## Data for this task
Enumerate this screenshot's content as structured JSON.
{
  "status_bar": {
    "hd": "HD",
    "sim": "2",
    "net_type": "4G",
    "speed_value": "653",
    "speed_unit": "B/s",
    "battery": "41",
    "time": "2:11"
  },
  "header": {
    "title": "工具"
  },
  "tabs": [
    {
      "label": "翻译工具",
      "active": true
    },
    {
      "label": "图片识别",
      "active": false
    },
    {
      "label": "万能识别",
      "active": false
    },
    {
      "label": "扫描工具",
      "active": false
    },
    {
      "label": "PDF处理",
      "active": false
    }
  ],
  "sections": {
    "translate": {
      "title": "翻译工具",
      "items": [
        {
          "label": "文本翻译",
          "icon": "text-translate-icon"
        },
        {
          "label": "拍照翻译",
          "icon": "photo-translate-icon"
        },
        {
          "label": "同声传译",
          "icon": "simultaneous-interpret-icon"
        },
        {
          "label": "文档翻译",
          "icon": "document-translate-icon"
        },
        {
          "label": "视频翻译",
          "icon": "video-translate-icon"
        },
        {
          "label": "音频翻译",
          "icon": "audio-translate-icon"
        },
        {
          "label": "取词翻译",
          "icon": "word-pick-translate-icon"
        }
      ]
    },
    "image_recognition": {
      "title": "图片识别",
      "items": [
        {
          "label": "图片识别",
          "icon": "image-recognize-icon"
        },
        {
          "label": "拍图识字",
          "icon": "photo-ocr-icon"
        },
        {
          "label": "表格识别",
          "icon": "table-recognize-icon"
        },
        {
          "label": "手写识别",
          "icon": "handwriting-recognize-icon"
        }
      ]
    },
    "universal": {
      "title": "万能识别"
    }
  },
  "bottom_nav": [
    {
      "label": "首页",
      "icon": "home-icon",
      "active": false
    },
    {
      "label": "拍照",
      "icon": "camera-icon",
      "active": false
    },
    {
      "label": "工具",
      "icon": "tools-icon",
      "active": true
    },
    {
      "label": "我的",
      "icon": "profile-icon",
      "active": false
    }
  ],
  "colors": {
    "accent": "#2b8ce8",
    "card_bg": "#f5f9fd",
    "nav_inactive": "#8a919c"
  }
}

## Exercise aim
Can you reproduce all the material exactly?

## Solution
Enumerate this screenshot's content as structured JSON.
{
  "status_bar": {
    "hd": "HD",
    "sim": "2",
    "net_type": "4G",
    "speed_value": "653",
    "speed_unit": "B/s",
    "battery": "41",
    "time": "2:11"
  },
  "header": {
    "title": "工具"
  },
  "tabs": [
    {
      "label": "翻译工具",
      "active": true
    },
    {
      "label": "图片识别",
      "active": false
    },
    {
      "label": "万能识别",
      "active": false
    },
    {
      "label": "扫描工具",
      "active": false
    },
    {
      "label": "PDF处理",
      "active": false
    }
  ],
  "sections": {
    "translate": {
      "title": "翻译工具",
      "items": [
        {
          "label": "文本翻译",
          "icon": "text-translate-icon"
        },
        {
          "label": "拍照翻译",
          "icon": "photo-translate-icon"
        },
        {
          "label": "同声传译",
          "icon": "simultaneous-interpret-icon"
        },
        {
          "label": "文档翻译",
          "icon": "document-translate-icon"
        },
        {
          "label": "视频翻译",
          "icon": "video-translate-icon"
        },
        {
          "label": "音频翻译",
          "icon": "audio-translate-icon"
        },
        {
          "label": "取词翻译",
          "icon": "word-pick-translate-icon"
        }
      ]
    },
    "image_recognition": {
      "title": "图片识别",
      "items": [
        {
          "label": "图片识别",
          "icon": "image-recognize-icon"
        },
        {
          "label": "拍图识字",
          "icon": "photo-ocr-icon"
        },
        {
          "label": "表格识别",
          "icon": "table-recognize-icon"
        },
        {
          "label": "手写识别",
          "icon": "handwriting-recognize-icon"
        }
      ]
    },
    "universal": {
      "title": "万能识别"
    }
  },
  "bottom_nav": [
    {
      "label": "首页",
      "icon": "home-icon",
      "active": false
    },
    {
      "label": "拍照",
      "icon": "camera-icon",
      "active": false
    },
    {
      "label": "工具",
      "icon": "tools-icon",
      "active": true
    },
    {
      "label": "我的",
      "icon": "profile-icon",
      "active": false
    }
  ],
  "colors": {
    "accent": "#2b8ce8",
    "card_bg": "#f5f9fd",
    "nav_inactive": "#8a919c"
  }
}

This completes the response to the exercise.